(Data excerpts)
------------------------------------------------------------
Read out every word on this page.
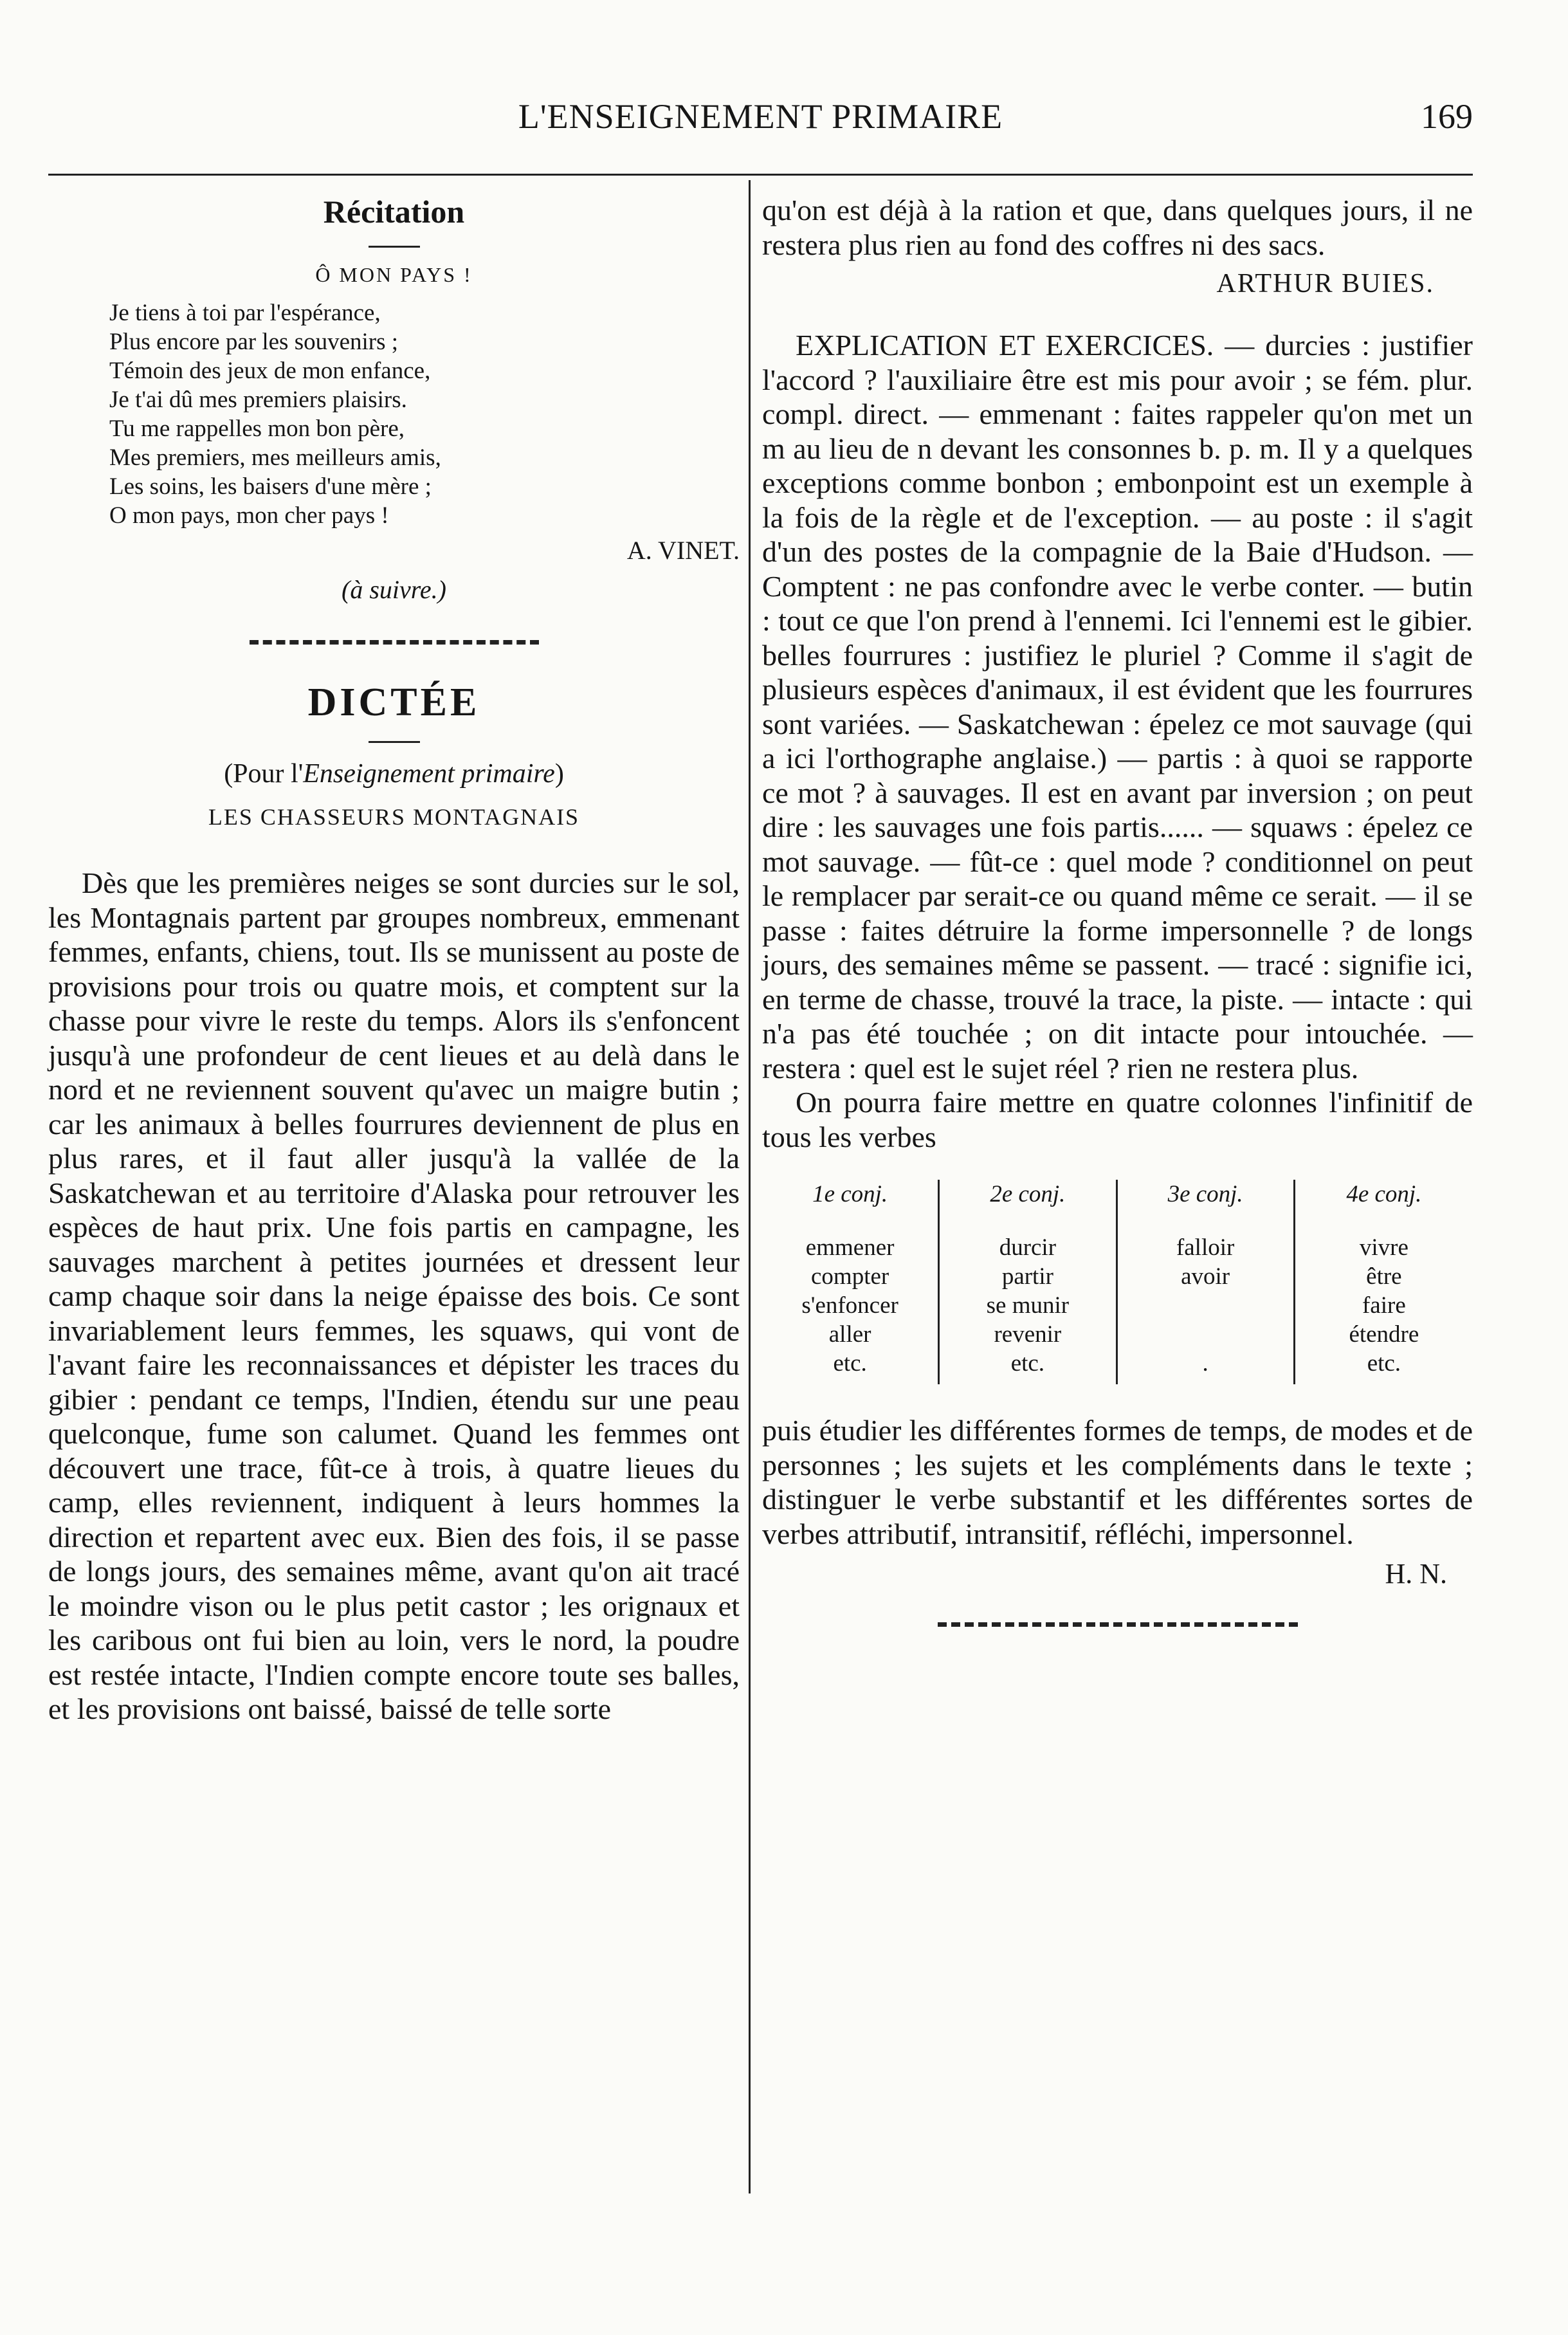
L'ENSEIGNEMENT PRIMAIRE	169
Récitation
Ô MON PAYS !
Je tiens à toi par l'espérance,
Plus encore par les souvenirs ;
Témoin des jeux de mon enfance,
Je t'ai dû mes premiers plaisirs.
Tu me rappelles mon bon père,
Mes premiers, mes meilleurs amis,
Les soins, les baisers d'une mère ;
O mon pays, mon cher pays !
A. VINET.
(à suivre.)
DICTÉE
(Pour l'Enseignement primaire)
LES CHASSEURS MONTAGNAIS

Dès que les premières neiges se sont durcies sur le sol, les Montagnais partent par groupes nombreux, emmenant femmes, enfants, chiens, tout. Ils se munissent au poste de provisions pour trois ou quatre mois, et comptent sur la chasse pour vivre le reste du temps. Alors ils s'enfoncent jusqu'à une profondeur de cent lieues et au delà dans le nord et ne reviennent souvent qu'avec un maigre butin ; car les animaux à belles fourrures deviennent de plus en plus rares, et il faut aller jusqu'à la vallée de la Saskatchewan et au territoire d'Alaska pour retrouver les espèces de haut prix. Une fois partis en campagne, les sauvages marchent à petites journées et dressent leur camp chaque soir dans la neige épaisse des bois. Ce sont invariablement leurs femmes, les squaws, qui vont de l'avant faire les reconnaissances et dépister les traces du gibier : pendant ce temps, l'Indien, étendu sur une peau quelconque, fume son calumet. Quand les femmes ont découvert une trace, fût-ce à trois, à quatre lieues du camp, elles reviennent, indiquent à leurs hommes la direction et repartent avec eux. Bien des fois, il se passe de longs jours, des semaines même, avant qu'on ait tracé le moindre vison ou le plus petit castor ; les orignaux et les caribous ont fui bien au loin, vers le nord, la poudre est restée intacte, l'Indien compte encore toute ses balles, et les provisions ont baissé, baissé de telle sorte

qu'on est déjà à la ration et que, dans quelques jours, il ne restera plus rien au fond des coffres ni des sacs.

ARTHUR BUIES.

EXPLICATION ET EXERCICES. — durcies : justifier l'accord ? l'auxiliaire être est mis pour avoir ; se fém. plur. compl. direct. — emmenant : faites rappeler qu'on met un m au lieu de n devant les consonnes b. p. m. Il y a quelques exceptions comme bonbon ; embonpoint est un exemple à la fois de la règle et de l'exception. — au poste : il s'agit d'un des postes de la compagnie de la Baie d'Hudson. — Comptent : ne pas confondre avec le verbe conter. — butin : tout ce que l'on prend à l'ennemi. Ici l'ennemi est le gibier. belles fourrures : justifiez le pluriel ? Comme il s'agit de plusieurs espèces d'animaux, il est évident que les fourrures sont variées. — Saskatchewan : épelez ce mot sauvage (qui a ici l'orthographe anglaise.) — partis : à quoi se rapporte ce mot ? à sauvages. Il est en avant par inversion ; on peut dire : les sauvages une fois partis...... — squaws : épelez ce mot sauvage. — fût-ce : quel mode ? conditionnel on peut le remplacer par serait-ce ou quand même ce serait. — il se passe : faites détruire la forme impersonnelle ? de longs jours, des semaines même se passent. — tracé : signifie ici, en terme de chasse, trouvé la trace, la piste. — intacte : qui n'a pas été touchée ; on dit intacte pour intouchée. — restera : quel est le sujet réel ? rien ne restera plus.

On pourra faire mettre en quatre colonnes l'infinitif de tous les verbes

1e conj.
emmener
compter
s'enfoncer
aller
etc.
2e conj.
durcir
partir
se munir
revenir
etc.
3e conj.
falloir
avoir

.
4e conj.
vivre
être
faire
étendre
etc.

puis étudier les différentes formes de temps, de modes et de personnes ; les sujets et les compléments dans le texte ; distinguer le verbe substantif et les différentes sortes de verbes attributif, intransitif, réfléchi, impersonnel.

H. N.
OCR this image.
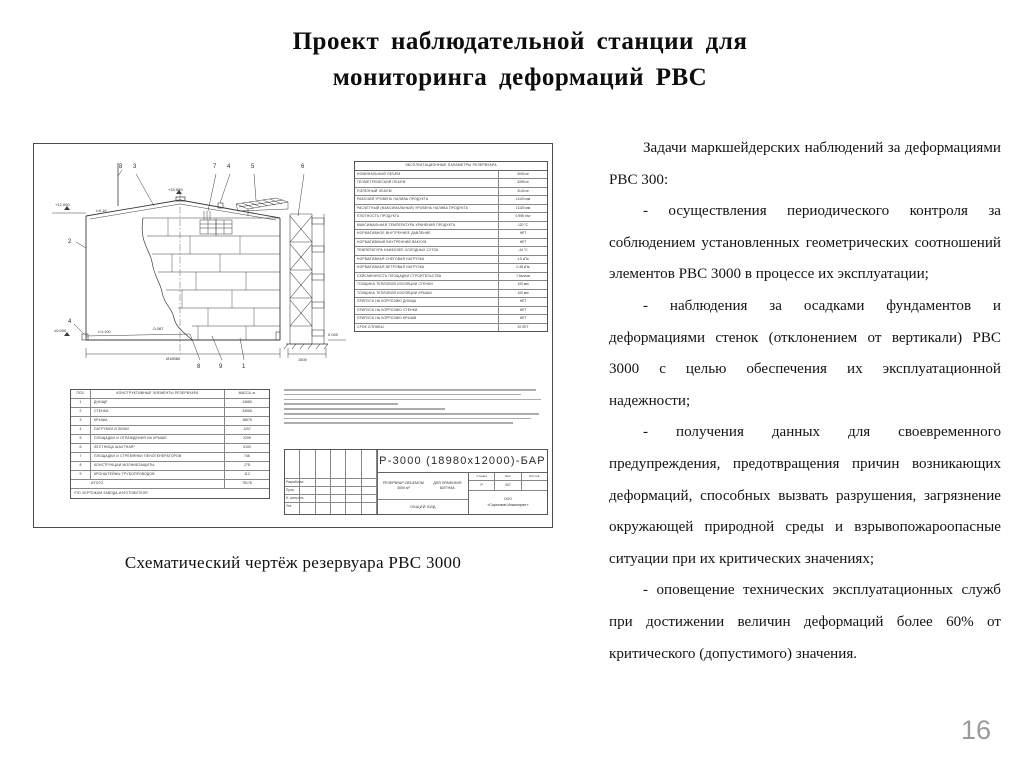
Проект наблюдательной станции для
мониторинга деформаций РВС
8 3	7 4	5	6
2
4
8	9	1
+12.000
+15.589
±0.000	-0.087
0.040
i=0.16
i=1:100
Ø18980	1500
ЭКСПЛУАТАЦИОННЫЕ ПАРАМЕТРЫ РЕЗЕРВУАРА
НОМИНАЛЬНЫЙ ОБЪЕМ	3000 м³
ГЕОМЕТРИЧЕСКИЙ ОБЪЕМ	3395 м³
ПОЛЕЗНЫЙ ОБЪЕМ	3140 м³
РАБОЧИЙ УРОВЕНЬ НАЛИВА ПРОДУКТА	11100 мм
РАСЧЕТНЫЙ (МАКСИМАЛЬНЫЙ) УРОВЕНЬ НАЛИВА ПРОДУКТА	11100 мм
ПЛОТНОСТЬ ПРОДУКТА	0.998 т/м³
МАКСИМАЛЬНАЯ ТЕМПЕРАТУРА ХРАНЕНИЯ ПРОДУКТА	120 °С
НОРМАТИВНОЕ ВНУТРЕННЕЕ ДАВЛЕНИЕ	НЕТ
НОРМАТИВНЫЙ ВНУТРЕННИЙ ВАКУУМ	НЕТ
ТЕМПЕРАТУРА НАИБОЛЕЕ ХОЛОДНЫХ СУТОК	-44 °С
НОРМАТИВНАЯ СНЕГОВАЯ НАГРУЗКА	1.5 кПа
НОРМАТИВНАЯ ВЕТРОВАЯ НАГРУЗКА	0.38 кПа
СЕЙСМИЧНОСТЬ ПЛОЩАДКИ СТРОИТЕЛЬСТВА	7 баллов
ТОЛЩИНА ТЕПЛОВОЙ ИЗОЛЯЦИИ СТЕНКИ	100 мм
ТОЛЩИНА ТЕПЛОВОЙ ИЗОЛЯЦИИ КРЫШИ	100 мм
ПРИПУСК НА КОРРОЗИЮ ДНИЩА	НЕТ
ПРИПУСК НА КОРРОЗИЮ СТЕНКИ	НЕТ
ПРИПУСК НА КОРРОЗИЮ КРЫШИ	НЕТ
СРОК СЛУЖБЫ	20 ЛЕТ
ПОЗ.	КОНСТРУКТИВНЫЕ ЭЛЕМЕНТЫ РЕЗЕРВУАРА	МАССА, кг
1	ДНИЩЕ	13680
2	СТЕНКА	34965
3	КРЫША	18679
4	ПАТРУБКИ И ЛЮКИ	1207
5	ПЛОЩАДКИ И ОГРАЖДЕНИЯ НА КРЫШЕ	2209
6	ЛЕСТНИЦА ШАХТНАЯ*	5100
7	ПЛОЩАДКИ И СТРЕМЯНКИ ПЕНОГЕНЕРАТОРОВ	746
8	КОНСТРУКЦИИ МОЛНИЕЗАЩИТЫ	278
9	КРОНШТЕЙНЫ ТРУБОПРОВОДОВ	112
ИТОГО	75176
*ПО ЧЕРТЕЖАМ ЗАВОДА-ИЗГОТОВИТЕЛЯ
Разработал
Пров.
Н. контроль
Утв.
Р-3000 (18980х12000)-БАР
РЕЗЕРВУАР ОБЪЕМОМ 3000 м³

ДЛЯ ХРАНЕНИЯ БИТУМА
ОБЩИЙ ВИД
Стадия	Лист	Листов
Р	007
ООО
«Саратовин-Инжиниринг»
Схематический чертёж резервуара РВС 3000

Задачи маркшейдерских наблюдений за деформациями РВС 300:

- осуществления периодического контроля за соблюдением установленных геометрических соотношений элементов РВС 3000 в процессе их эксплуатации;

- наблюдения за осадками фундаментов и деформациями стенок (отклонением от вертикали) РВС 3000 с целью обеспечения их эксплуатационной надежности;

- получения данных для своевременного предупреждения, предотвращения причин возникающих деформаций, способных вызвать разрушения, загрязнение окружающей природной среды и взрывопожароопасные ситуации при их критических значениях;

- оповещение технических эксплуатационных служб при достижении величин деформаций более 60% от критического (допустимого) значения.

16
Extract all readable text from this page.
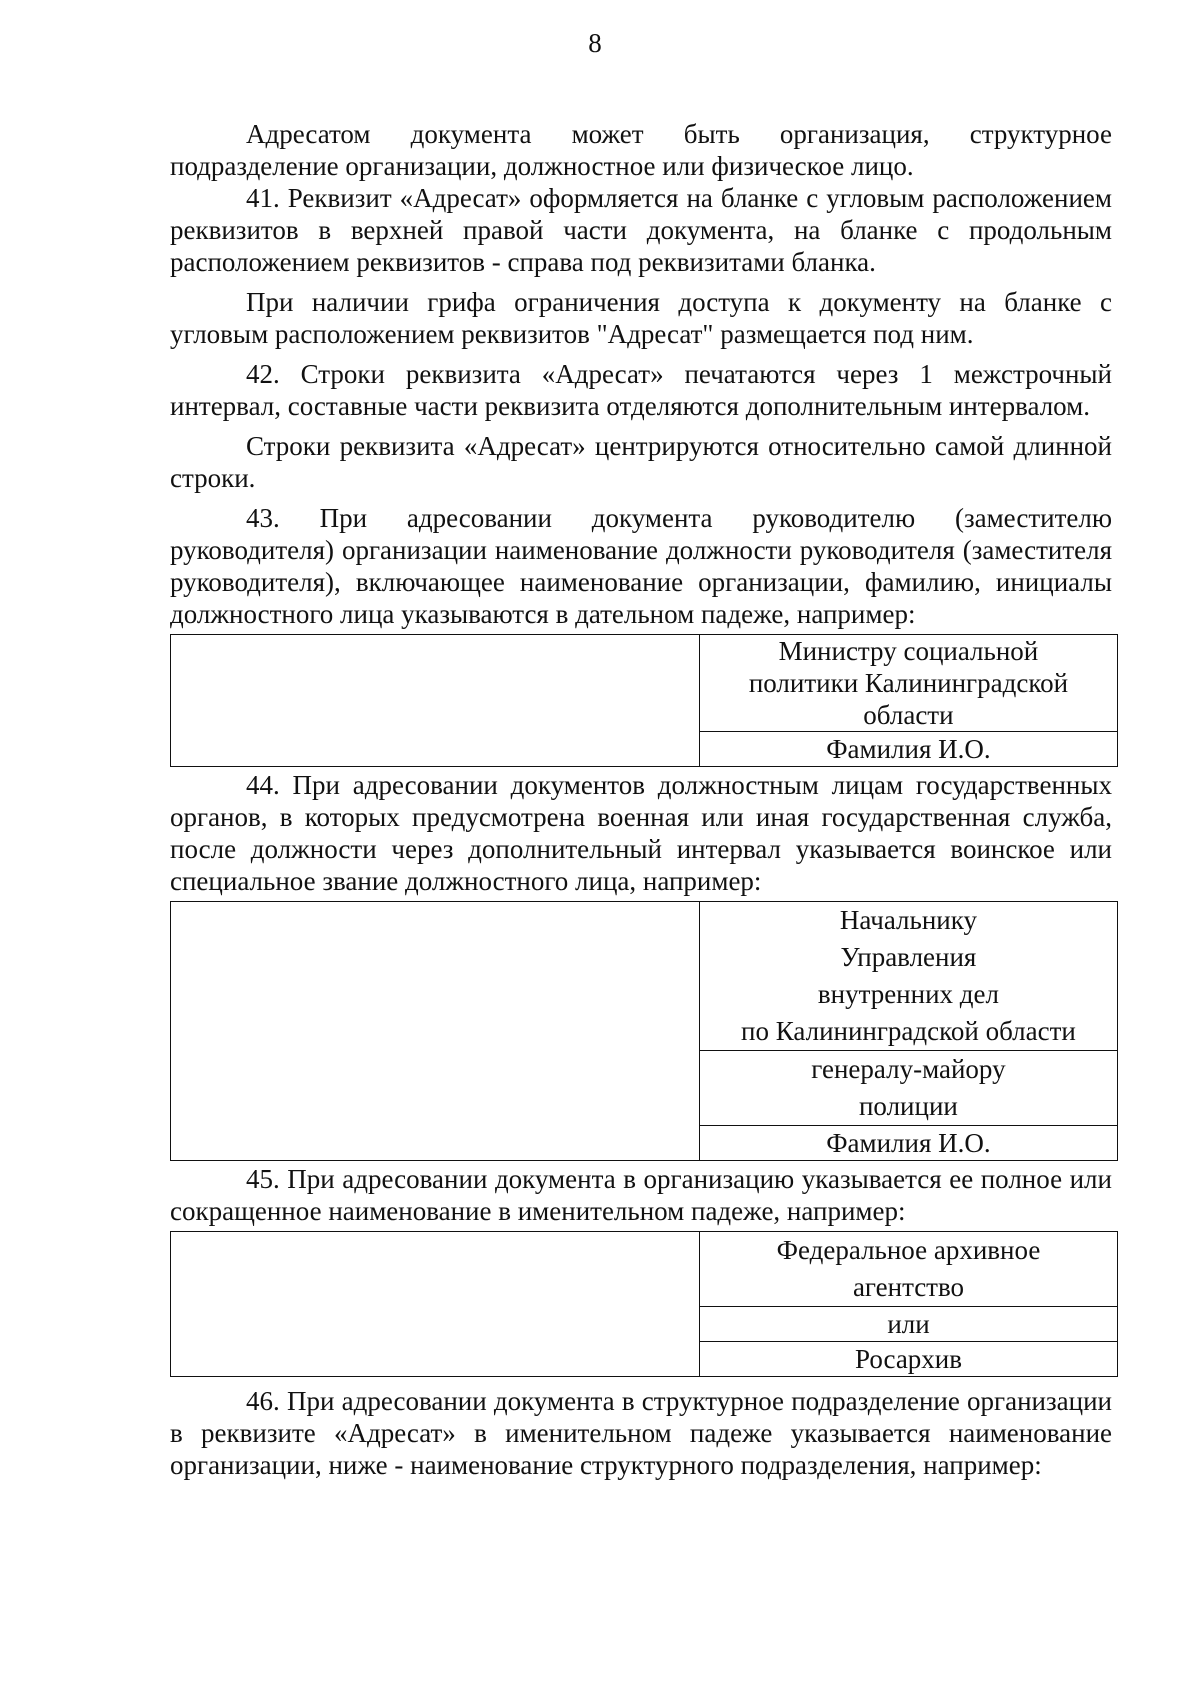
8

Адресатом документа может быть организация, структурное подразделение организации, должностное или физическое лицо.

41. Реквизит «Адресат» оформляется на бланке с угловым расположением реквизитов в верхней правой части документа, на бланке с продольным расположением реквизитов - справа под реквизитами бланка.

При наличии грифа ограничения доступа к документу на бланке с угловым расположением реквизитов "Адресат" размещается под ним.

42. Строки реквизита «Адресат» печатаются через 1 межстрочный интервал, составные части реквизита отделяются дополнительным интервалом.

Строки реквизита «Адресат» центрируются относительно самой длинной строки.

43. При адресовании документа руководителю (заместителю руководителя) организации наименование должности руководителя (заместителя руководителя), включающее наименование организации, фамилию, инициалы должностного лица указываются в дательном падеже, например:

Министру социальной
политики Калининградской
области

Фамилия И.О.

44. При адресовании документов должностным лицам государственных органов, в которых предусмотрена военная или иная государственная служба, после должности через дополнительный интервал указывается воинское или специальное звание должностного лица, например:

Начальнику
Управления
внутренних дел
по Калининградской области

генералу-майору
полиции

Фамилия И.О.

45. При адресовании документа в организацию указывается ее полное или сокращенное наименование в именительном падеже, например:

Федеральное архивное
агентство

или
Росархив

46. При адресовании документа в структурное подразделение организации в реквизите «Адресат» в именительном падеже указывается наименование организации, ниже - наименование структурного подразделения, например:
------------------------------------------------------------
### EXERCISE REQUIREMENTS
Using the records above, pull out each line where the word "именительном" occurs.

### CORRECT ANSWER
45. При адресовании документа в организацию указывается ее полное или сокращенное наименование в именительном падеже, например:
46. При адресовании документа в структурное подразделение организации в реквизите «Адресат» в именительном падеже указывается наименование организации, ниже - наименование структурного подразделения, например:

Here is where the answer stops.